» **AIM OF THE EXERCISE**
Records follow. Pull out every line that contains "this".

» **MATERIALS PROVIDED**
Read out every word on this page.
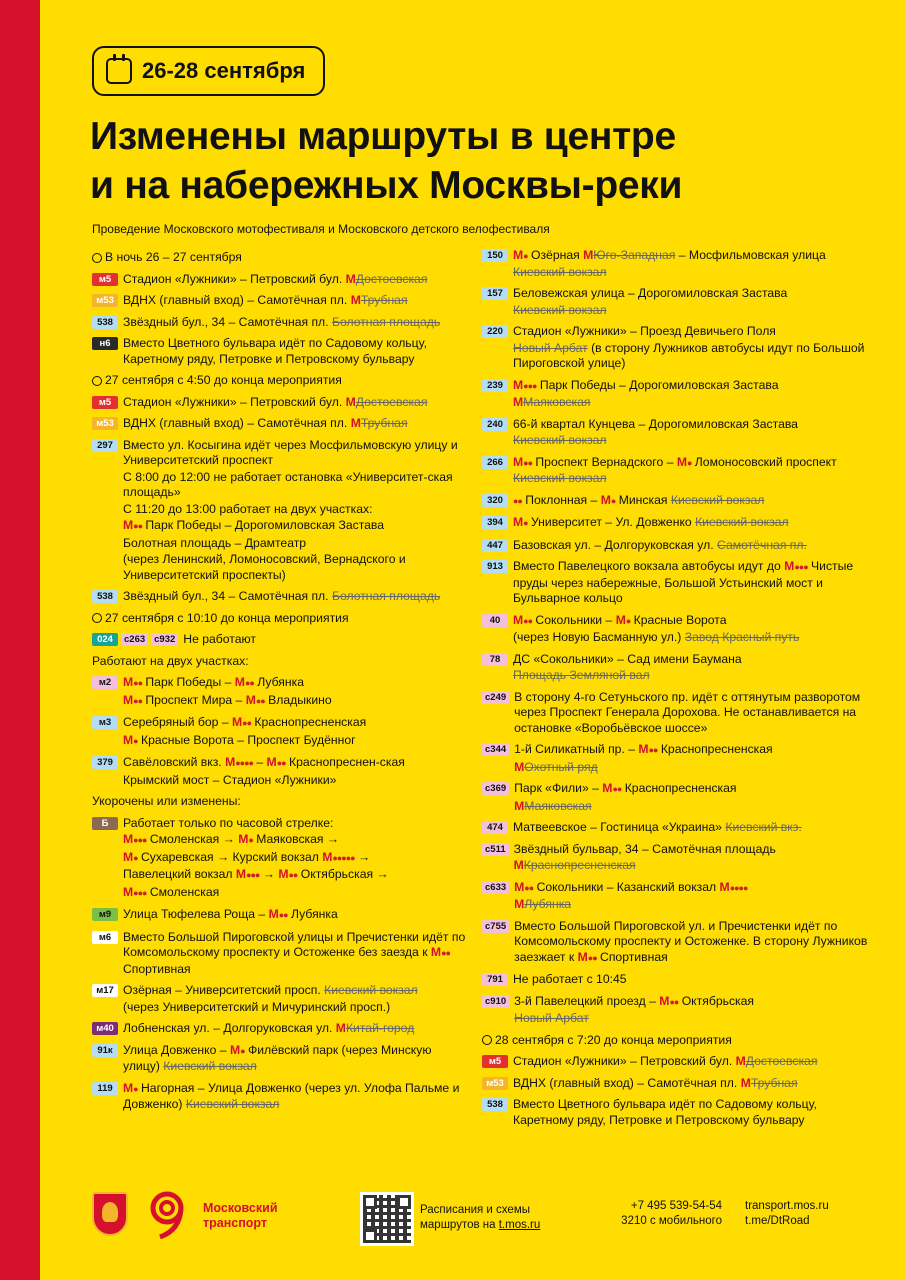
26-28 сентября
Изменены маршруты в центре
и на набережных Москвы-реки
Проведение Московского мотофестиваля и Московского детского велофестиваля
В ночь 26 – 27 сентября
м5 Стадион «Лужники» – Петровский бул. МДостоевская
м53 ВДНХ (главный вход) – Самотёчная пл. МТрубная
538 Звёздный бул., 34 – Самотёчная пл. Болотная площадь
н6	Вместо Цветного бульвара идёт по Садовому кольцу, Каретному ряду, Петровке и Петровскому бульвару
27 сентября с 4:50 до конца мероприятия
м5 Стадион «Лужники» – Петровский бул. МДостоевская
м53 ВДНХ (главный вход) – Самотёчная пл. МТрубная
297 Вместо ул. Косыгина идёт через Мосфильмовскую улицу и Университетский проспект

С 8:00 до 12:00 не работает остановка «Университет-ская площадь»

С 11:20 до 13:00 работает на двух участках:

М●● Парк Победы – Дорогомиловская Застава

Болотная площадь – Драмтеатр

(через Ленинский, Ломоносовский, Вернадского и Университетский проспекты)

538 Звёздный бул., 34 – Самотёчная пл. Болотная площадь
27 сентября с 10:10 до конца мероприятия
024	с263 с932 Не работают
Работают на двух участках:
м2 М●● Парк Победы – М●● Лубянка

М●● Проспект Мира – М●● Владыкино

м3 Серебряный бор – М●● Краснопресненская

М● Красные Ворота – Проспект Будённог

379 Савёловский вкз. М●●●● – М●● Краснопреснен-ская

Крымский мост – Стадион «Лужники»

Укорочены или изменены:
Б	Работает только по часовой стрелке:

М●●● Смоленская → М● Маяковская →

М● Сухаревская → Курский вокзал М●●●●● →

Павелецкий вокзал М●●● → М●● Октябрьская →

М●●● Смоленская

м9 Улица Тюфелева Роща – М●● Лубянка
м6 Вместо Большой Пироговской улицы и Пречистенки идёт по Комсомольскому проспекту и Остоженке без заезда к М●● Спортивная
м17 Озёрная – Университетский просп. Киевский вокзал

(через Университетский и Мичуринский просп.)

м40 Лобненская ул. – Долгоруковская ул. МКитай-город
91к Улица Довженко – М● Филёвский парк (через Минскую улицу) Киевский вокзал
119 М● Нагорная – Улица Довженко (через ул. Улофа Пальме и Довженко) Киевский вокзал
150 М● Озёрная МЮго-Западная – Мосфильмовская улица Киевский вокзал
157 Беловежская улица – Дорогомиловская Застава

Киевский вокзал

220 Стадион «Лужники» – Проезд Девичьего Поля

Новый Арбат (в сторону Лужников автобусы идут по Большой Пироговской улице)

239 М●●● Парк Победы – Дорогомиловская Застава

ММаяковская

240 66-й квартал Кунцева – Дорогомиловская Застава

Киевский вокзал

266 М●● Проспект Вернадского – М● Ломоносовский проспект Киевский вокзал
320	●● Поклонная – М● Минская Киевский вокзал
394 М● Университет – Ул. Довженко Киевский вокзал
447 Базовская ул. – Долгоруковская ул. Самотёчная пл.
913 Вместо Павелецкого вокзала автобусы идут до М●●● Чистые пруды через набережные, Большой Устьинский мост и Бульварное кольцо
40	М●● Сокольники – М● Красные Ворота

(через Новую Басманную ул.) Завод Красный путь

78	ДС «Сокольники» – Сад имени Баумана

Площадь Земляной вал

с249 В сторону 4-го Сетуньского пр. идёт с оттянутым разворотом через Проспект Генерала Дорохова. Не останавливается на остановке «Воробьёвское шоссе»
с344 1-й Силикатный пр. – М●● Краснопресненская

МОхотный ряд

с369 Парк «Фили» – М●● Краснопресненская

ММаяковская

474 Матвеевское – Гостиница «Украина» Киевский вкз.
с511 Звёздный бульвар, 34 – Самотёчная площадь

МКраснопресненская

с633 М●● Сокольники – Казанский вокзал М●●●●

МЛубянка

с755 Вместо Большой Пироговской ул. и Пречистенки идёт по Комсомольскому проспекту и Остоженке. В сторону Лужников заезжает к М●● Спортивная
791 Не работает с 10:45
с910 3-й Павелецкий проезд – М●● Октябрьская

Новый Арбат

28 сентября с 7:20 до конца мероприятия
м5 Стадион «Лужники» – Петровский бул. МДостоевская
м53 ВДНХ (главный вход) – Самотёчная пл. МТрубная
538 Вместо Цветного бульвара идёт по Садовому кольцу, Каретному ряду, Петровке и Петровскому бульвару
Московский
транспорт
Расписания и схемы
маршрутов на t.mos.ru
+7 495 539-54-54
3210 с мобильного
transport.mos.ru
t.me/DtRoad
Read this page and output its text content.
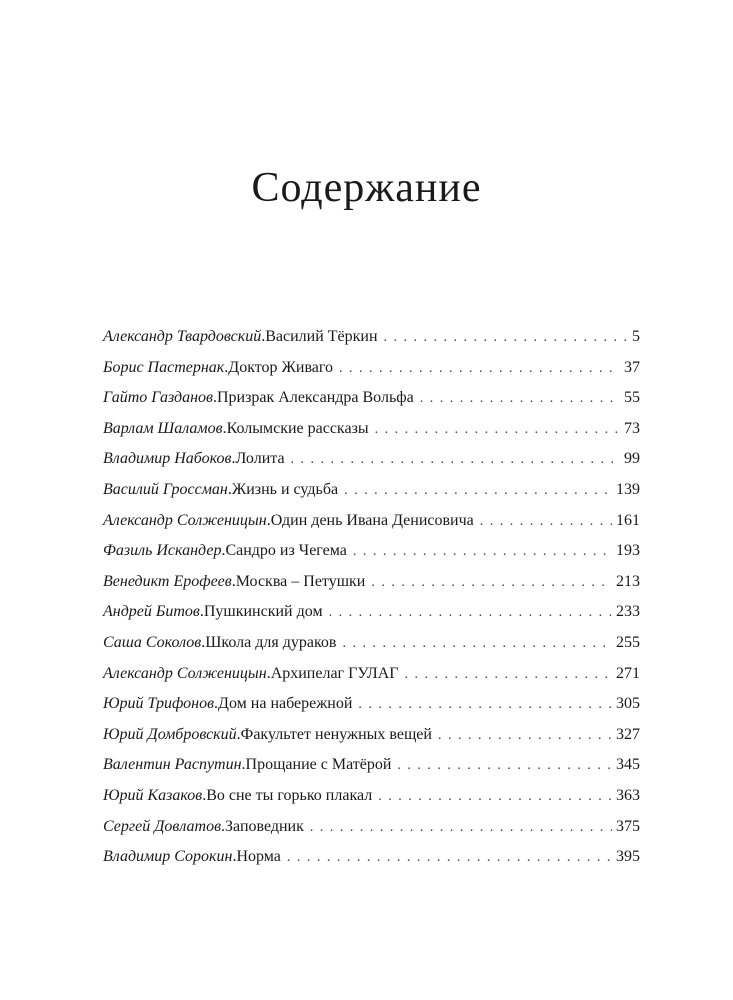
Содержание
Александр Твардовский . Василий Тёркин . . .	5
Борис Пастернак . Доктор Живаго . . .	37
Гайто Газданов . Призрак Александра Вольфа . . .	55
Варлам Шаламов . Колымские рассказы . . .	73
Владимир Набоков . Лолита . . .	99
Василий Гроссман . Жизнь и судьба . . .	139
Александр Солженицын . Один день Ивана Денисовича . . .	161
Фазиль Искандер . Сандро из Чегема . . .	193
Венедикт Ерофеев . Москва – Петушки . . .	213
Андрей Битов . Пушкинский дом . . .	233
Саша Соколов . Школа для дураков . . .	255
Александр Солженицын . Архипелаг ГУЛАГ . . .	271
Юрий Трифонов . Дом на набережной . . .	305
Юрий Домбровский . Факультет ненужных вещей . . .	327
Валентин Распутин . Прощание с Матёрой . . .	345
Юрий Казаков . Во сне ты горько плакал . . .	363
Сергей Довлатов . Заповедник . . .	375
Владимир Сорокин . Норма . . .	395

» **TASK RESULT**
Read out every word on this page.
Read this page and output its text content.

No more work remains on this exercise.